__CHALLENGE__:
Quote all entries exactly, leaving pictures aside.

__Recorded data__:
^^^^

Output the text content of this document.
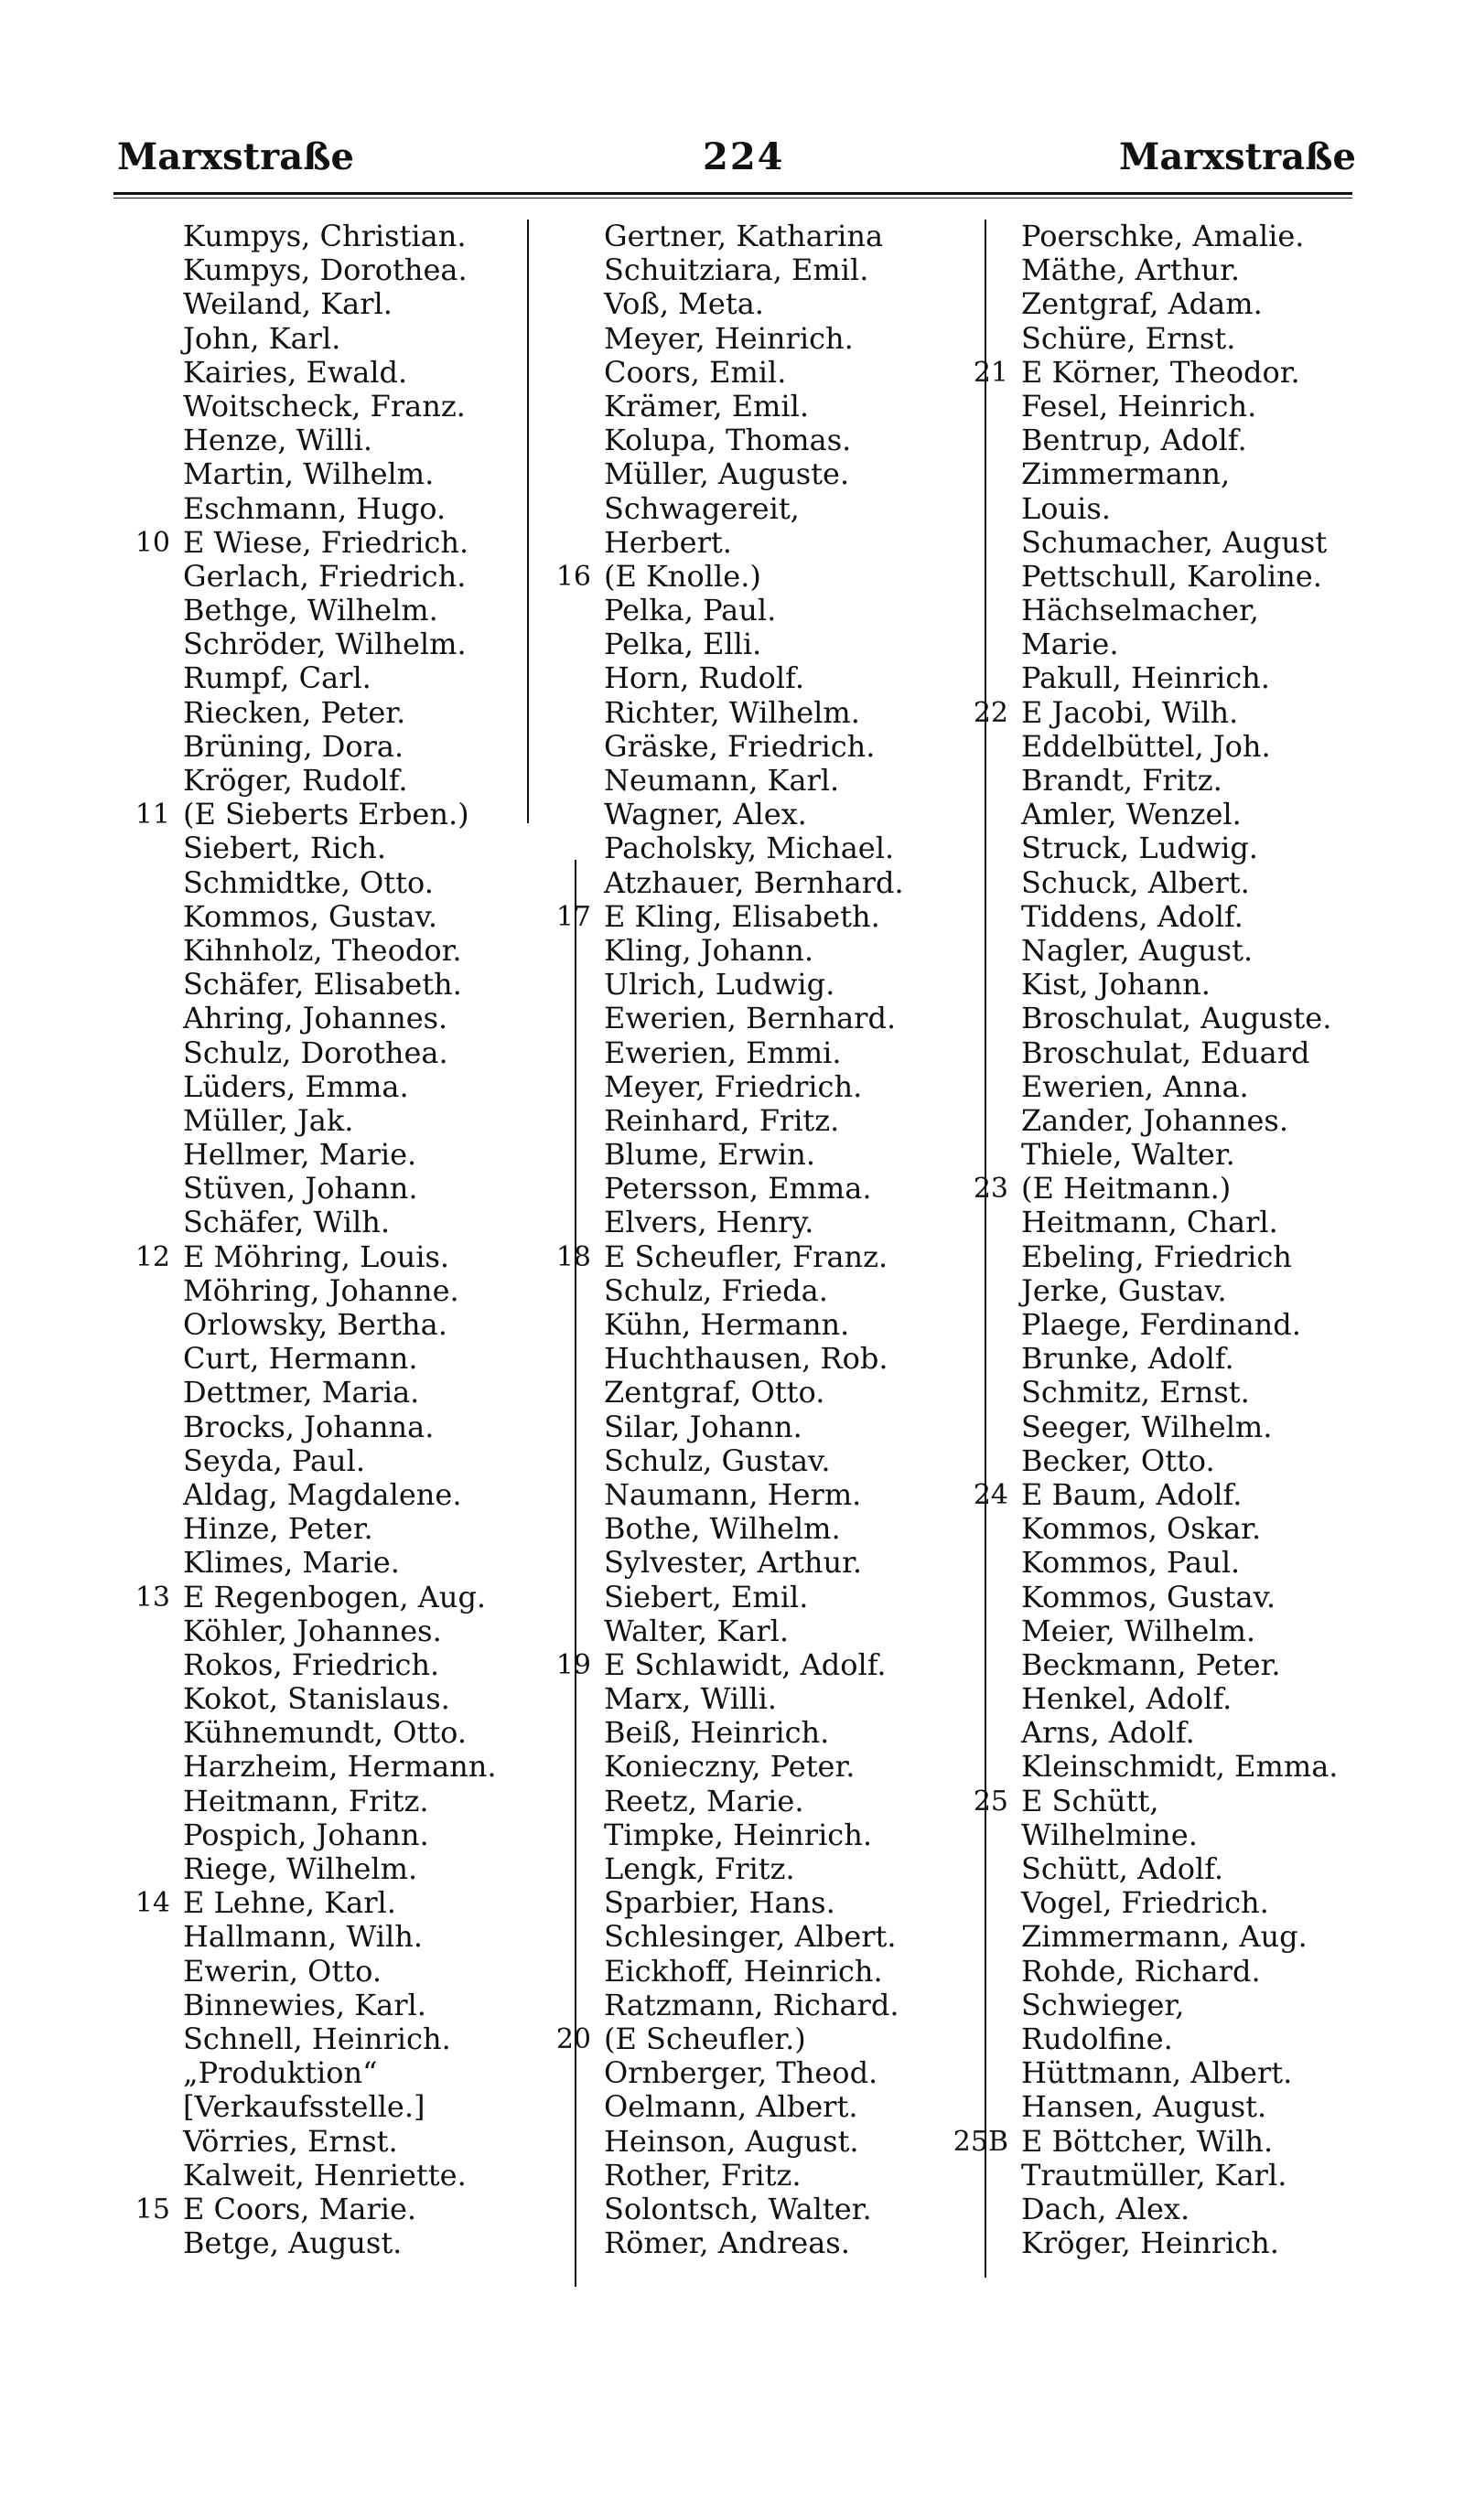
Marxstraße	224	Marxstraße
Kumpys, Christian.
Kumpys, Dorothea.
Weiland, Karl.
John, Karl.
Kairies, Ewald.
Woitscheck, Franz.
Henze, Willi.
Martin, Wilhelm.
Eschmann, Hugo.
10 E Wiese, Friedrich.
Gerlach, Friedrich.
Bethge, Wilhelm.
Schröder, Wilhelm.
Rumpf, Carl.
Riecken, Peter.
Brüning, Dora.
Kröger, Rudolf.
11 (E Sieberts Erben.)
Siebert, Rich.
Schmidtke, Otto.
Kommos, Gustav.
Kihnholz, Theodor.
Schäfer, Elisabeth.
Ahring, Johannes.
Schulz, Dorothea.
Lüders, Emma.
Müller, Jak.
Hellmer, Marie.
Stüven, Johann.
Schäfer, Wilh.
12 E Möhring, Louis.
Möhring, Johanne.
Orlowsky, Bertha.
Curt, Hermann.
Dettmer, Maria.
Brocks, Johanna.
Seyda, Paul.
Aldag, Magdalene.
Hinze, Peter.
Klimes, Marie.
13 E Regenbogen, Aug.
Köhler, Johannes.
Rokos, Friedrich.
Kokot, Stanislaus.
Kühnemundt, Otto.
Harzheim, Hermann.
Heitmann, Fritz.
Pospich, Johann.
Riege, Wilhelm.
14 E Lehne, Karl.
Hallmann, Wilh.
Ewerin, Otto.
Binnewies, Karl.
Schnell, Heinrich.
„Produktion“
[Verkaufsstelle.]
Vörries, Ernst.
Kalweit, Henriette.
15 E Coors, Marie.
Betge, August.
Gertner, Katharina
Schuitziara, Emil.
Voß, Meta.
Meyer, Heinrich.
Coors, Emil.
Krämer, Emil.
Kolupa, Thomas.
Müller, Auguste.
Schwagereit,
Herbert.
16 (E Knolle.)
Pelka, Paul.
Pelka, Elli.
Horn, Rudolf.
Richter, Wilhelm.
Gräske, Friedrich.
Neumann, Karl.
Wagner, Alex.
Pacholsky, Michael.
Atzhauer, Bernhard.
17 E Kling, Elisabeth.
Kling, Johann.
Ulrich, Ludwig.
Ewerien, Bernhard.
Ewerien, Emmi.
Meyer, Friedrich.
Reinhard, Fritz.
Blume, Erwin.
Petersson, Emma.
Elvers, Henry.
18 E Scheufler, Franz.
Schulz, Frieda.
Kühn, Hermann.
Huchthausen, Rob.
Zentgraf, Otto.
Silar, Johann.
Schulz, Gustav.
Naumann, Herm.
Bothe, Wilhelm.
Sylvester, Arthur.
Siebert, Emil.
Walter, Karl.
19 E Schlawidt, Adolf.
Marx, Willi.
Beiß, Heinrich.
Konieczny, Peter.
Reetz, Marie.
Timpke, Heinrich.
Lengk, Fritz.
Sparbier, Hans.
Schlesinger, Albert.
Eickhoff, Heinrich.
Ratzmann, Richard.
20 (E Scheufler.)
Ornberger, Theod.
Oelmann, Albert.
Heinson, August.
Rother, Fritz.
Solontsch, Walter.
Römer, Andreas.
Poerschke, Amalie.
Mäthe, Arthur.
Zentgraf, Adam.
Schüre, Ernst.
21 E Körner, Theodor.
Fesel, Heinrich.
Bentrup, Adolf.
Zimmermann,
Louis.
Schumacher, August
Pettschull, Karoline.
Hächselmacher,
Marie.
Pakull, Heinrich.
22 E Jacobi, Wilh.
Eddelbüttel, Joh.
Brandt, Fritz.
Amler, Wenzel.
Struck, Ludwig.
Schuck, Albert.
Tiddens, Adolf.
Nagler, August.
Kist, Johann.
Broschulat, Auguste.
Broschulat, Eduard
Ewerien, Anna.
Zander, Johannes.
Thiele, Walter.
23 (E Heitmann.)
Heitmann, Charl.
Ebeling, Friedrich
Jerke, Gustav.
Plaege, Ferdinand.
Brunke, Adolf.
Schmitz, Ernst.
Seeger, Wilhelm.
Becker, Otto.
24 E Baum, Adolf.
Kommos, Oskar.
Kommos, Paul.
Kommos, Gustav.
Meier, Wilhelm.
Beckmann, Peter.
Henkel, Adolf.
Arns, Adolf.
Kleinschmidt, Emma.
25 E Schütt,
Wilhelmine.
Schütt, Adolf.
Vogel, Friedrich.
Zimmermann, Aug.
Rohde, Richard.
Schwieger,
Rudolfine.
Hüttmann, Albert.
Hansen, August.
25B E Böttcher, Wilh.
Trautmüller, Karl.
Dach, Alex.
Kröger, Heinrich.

^^^^

__THE OUTPUT__:
Output the text content of this document.
Marxstraße	224	Marxstraße
Kumpys, Christian.
Kumpys, Dorothea.
Weiland, Karl.
John, Karl.
Kairies, Ewald.
Woitscheck, Franz.
Henze, Willi.
Martin, Wilhelm.
Eschmann, Hugo.
10 E Wiese, Friedrich.
Gerlach, Friedrich.
Bethge, Wilhelm.
Schröder, Wilhelm.
Rumpf, Carl.
Riecken, Peter.
Brüning, Dora.
Kröger, Rudolf.
11 (E Sieberts Erben.)
Siebert, Rich.
Schmidtke, Otto.
Kommos, Gustav.
Kihnholz, Theodor.
Schäfer, Elisabeth.
Ahring, Johannes.
Schulz, Dorothea.
Lüders, Emma.
Müller, Jak.
Hellmer, Marie.
Stüven, Johann.
Schäfer, Wilh.
12 E Möhring, Louis.
Möhring, Johanne.
Orlowsky, Bertha.
Curt, Hermann.
Dettmer, Maria.
Brocks, Johanna.
Seyda, Paul.
Aldag, Magdalene.
Hinze, Peter.
Klimes, Marie.
13 E Regenbogen, Aug.
Köhler, Johannes.
Rokos, Friedrich.
Kokot, Stanislaus.
Kühnemundt, Otto.
Harzheim, Hermann.
Heitmann, Fritz.
Pospich, Johann.
Riege, Wilhelm.
14 E Lehne, Karl.
Hallmann, Wilh.
Ewerin, Otto.
Binnewies, Karl.
Schnell, Heinrich.
„Produktion“
[Verkaufsstelle.]
Vörries, Ernst.
Kalweit, Henriette.
15 E Coors, Marie.
Betge, August.
Gertner, Katharina
Schuitziara, Emil.
Voß, Meta.
Meyer, Heinrich.
Coors, Emil.
Krämer, Emil.
Kolupa, Thomas.
Müller, Auguste.
Schwagereit,
Herbert.
16 (E Knolle.)
Pelka, Paul.
Pelka, Elli.
Horn, Rudolf.
Richter, Wilhelm.
Gräske, Friedrich.
Neumann, Karl.
Wagner, Alex.
Pacholsky, Michael.
Atzhauer, Bernhard.
17 E Kling, Elisabeth.
Kling, Johann.
Ulrich, Ludwig.
Ewerien, Bernhard.
Ewerien, Emmi.
Meyer, Friedrich.
Reinhard, Fritz.
Blume, Erwin.
Petersson, Emma.
Elvers, Henry.
18 E Scheufler, Franz.
Schulz, Frieda.
Kühn, Hermann.
Huchthausen, Rob.
Zentgraf, Otto.
Silar, Johann.
Schulz, Gustav.
Naumann, Herm.
Bothe, Wilhelm.
Sylvester, Arthur.
Siebert, Emil.
Walter, Karl.
19 E Schlawidt, Adolf.
Marx, Willi.
Beiß, Heinrich.
Konieczny, Peter.
Reetz, Marie.
Timpke, Heinrich.
Lengk, Fritz.
Sparbier, Hans.
Schlesinger, Albert.
Eickhoff, Heinrich.
Ratzmann, Richard.
20 (E Scheufler.)
Ornberger, Theod.
Oelmann, Albert.
Heinson, August.
Rother, Fritz.
Solontsch, Walter.
Römer, Andreas.
Poerschke, Amalie.
Mäthe, Arthur.
Zentgraf, Adam.
Schüre, Ernst.
21 E Körner, Theodor.
Fesel, Heinrich.
Bentrup, Adolf.
Zimmermann,
Louis.
Schumacher, August
Pettschull, Karoline.
Hächselmacher,
Marie.
Pakull, Heinrich.
22 E Jacobi, Wilh.
Eddelbüttel, Joh.
Brandt, Fritz.
Amler, Wenzel.
Struck, Ludwig.
Schuck, Albert.
Tiddens, Adolf.
Nagler, August.
Kist, Johann.
Broschulat, Auguste.
Broschulat, Eduard
Ewerien, Anna.
Zander, Johannes.
Thiele, Walter.
23 (E Heitmann.)
Heitmann, Charl.
Ebeling, Friedrich
Jerke, Gustav.
Plaege, Ferdinand.
Brunke, Adolf.
Schmitz, Ernst.
Seeger, Wilhelm.
Becker, Otto.
24 E Baum, Adolf.
Kommos, Oskar.
Kommos, Paul.
Kommos, Gustav.
Meier, Wilhelm.
Beckmann, Peter.
Henkel, Adolf.
Arns, Adolf.
Kleinschmidt, Emma.
25 E Schütt,
Wilhelmine.
Schütt, Adolf.
Vogel, Friedrich.
Zimmermann, Aug.
Rohde, Richard.
Schwieger,
Rudolfine.
Hüttmann, Albert.
Hansen, August.
25B E Böttcher, Wilh.
Trautmüller, Karl.
Dach, Alex.
Kröger, Heinrich.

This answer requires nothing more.